[Spatial layout entries]
━━━━

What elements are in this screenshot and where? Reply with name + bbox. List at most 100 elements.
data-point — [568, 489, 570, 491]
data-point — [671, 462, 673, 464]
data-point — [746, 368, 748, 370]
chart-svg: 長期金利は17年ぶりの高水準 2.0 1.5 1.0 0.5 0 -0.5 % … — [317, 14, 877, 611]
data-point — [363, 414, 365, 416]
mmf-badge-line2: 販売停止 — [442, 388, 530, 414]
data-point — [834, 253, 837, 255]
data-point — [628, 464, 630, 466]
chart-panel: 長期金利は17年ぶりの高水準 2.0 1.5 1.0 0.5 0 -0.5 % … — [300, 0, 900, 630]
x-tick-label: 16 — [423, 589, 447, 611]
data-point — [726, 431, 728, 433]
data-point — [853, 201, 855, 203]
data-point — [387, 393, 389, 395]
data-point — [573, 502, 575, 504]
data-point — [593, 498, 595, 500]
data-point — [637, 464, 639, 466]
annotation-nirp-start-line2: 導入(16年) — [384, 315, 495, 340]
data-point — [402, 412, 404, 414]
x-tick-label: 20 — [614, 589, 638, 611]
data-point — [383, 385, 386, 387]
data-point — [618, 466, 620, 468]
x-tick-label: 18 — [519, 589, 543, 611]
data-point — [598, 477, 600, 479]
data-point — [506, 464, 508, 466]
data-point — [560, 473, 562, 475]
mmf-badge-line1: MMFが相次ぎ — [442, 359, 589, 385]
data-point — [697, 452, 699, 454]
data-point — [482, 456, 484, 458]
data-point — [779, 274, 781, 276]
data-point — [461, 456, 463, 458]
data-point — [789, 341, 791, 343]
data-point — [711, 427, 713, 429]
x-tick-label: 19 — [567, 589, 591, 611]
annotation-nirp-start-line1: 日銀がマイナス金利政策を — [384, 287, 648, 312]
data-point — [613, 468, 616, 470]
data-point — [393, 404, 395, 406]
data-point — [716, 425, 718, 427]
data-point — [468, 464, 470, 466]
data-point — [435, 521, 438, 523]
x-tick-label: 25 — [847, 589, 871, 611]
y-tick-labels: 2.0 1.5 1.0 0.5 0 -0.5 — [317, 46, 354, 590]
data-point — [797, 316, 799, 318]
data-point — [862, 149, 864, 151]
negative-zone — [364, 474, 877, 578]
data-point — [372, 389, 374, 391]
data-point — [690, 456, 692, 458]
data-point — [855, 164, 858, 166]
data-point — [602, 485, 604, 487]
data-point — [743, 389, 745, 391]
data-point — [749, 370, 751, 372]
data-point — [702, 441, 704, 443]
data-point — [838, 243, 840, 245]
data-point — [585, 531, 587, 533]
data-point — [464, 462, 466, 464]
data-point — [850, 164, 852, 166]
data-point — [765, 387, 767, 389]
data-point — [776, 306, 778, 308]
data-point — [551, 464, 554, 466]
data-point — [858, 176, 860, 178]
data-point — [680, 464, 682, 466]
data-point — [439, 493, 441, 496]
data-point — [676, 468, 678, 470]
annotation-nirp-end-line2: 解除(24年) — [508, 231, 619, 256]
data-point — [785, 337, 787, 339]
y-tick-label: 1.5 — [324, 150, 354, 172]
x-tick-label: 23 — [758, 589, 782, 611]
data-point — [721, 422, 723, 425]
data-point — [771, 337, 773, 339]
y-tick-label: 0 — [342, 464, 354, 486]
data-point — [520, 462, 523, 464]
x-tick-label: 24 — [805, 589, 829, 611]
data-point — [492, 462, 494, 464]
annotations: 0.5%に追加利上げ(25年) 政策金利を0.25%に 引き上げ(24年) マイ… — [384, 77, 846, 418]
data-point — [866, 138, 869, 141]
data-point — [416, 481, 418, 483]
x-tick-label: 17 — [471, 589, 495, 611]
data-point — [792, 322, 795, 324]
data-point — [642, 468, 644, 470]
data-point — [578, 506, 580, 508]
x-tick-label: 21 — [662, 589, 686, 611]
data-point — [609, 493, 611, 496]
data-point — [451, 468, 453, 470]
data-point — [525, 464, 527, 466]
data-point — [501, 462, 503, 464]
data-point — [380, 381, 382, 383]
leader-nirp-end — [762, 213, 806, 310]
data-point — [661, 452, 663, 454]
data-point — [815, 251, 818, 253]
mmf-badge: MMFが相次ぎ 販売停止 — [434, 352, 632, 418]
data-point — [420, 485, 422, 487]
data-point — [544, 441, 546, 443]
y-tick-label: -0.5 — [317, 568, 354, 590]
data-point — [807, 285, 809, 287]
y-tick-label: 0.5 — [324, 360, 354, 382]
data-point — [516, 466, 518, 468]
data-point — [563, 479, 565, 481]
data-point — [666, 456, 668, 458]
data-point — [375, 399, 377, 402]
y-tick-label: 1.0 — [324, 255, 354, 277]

━━━━

• _Your objective_
Rewrite every line of the items above, swapping each "data-point" for "marker" and leaving everything else untouched.

• _Written response_
What elements are in this screenshot and where? Reply with name + bbox. List at most 100 elements.
marker — [568, 489, 570, 491]
marker — [671, 462, 673, 464]
marker — [746, 368, 748, 370]
chart-svg: 長期金利は17年ぶりの高水準 2.0 1.5 1.0 0.5 0 -0.5 % … — [317, 14, 877, 611]
marker — [363, 414, 365, 416]
mmf-badge-line2: 販売停止 — [442, 388, 530, 414]
marker — [834, 253, 837, 255]
marker — [628, 464, 630, 466]
chart-panel: 長期金利は17年ぶりの高水準 2.0 1.5 1.0 0.5 0 -0.5 % … — [300, 0, 900, 630]
x-tick-label: 16 — [423, 589, 447, 611]
marker — [726, 431, 728, 433]
marker — [853, 201, 855, 203]
marker — [387, 393, 389, 395]
marker — [573, 502, 575, 504]
marker — [593, 498, 595, 500]
marker — [637, 464, 639, 466]
annotation-nirp-start-line2: 導入(16年) — [384, 315, 495, 340]
marker — [402, 412, 404, 414]
x-tick-label: 20 — [614, 589, 638, 611]
marker — [383, 385, 386, 387]
marker — [618, 466, 620, 468]
x-tick-label: 18 — [519, 589, 543, 611]
marker — [598, 477, 600, 479]
marker — [506, 464, 508, 466]
marker — [560, 473, 562, 475]
mmf-badge-line1: MMFが相次ぎ — [442, 359, 589, 385]
marker — [697, 452, 699, 454]
marker — [482, 456, 484, 458]
marker — [779, 274, 781, 276]
marker — [461, 456, 463, 458]
marker — [789, 341, 791, 343]
marker — [711, 427, 713, 429]
x-tick-label: 19 — [567, 589, 591, 611]
annotation-nirp-start-line1: 日銀がマイナス金利政策を — [384, 287, 648, 312]
marker — [613, 468, 616, 470]
marker — [393, 404, 395, 406]
marker — [716, 425, 718, 427]
marker — [468, 464, 470, 466]
marker — [435, 521, 438, 523]
x-tick-label: 25 — [847, 589, 871, 611]
y-tick-labels: 2.0 1.5 1.0 0.5 0 -0.5 — [317, 46, 354, 590]
marker — [797, 316, 799, 318]
marker — [862, 149, 864, 151]
negative-zone — [364, 474, 877, 578]
marker — [372, 389, 374, 391]
marker — [690, 456, 692, 458]
marker — [855, 164, 858, 166]
marker — [602, 485, 604, 487]
marker — [743, 389, 745, 391]
marker — [749, 370, 751, 372]
marker — [702, 441, 704, 443]
marker — [838, 243, 840, 245]
marker — [585, 531, 587, 533]
marker — [464, 462, 466, 464]
marker — [850, 164, 852, 166]
marker — [765, 387, 767, 389]
marker — [776, 306, 778, 308]
marker — [551, 464, 554, 466]
marker — [858, 176, 860, 178]
marker — [680, 464, 682, 466]
marker — [439, 493, 441, 496]
marker — [676, 468, 678, 470]
annotation-nirp-end-line2: 解除(24年) — [508, 231, 619, 256]
marker — [785, 337, 787, 339]
y-tick-label: 1.5 — [324, 150, 354, 172]
x-tick-label: 23 — [758, 589, 782, 611]
marker — [721, 422, 723, 425]
marker — [771, 337, 773, 339]
y-tick-label: 0 — [342, 464, 354, 486]
marker — [520, 462, 523, 464]
x-tick-label: 24 — [805, 589, 829, 611]
marker — [492, 462, 494, 464]
annotations: 0.5%に追加利上げ(25年) 政策金利を0.25%に 引き上げ(24年) マイ… — [384, 77, 846, 418]
marker — [866, 138, 869, 141]
marker — [416, 481, 418, 483]
x-tick-label: 17 — [471, 589, 495, 611]
marker — [792, 322, 795, 324]
marker — [642, 468, 644, 470]
marker — [578, 506, 580, 508]
x-tick-label: 21 — [662, 589, 686, 611]
marker — [609, 493, 611, 496]
marker — [451, 468, 453, 470]
marker — [525, 464, 527, 466]
marker — [501, 462, 503, 464]
marker — [380, 381, 382, 383]
leader-nirp-end — [762, 213, 806, 310]
marker — [661, 452, 663, 454]
marker — [815, 251, 818, 253]
mmf-badge: MMFが相次ぎ 販売停止 — [434, 352, 632, 418]
marker — [420, 485, 422, 487]
marker — [544, 441, 546, 443]
y-tick-label: -0.5 — [317, 568, 354, 590]
marker — [807, 285, 809, 287]
y-tick-label: 0.5 — [324, 360, 354, 382]
marker — [516, 466, 518, 468]
marker — [563, 479, 565, 481]
marker — [666, 456, 668, 458]
marker — [375, 399, 377, 402]
y-tick-label: 1.0 — [324, 255, 354, 277]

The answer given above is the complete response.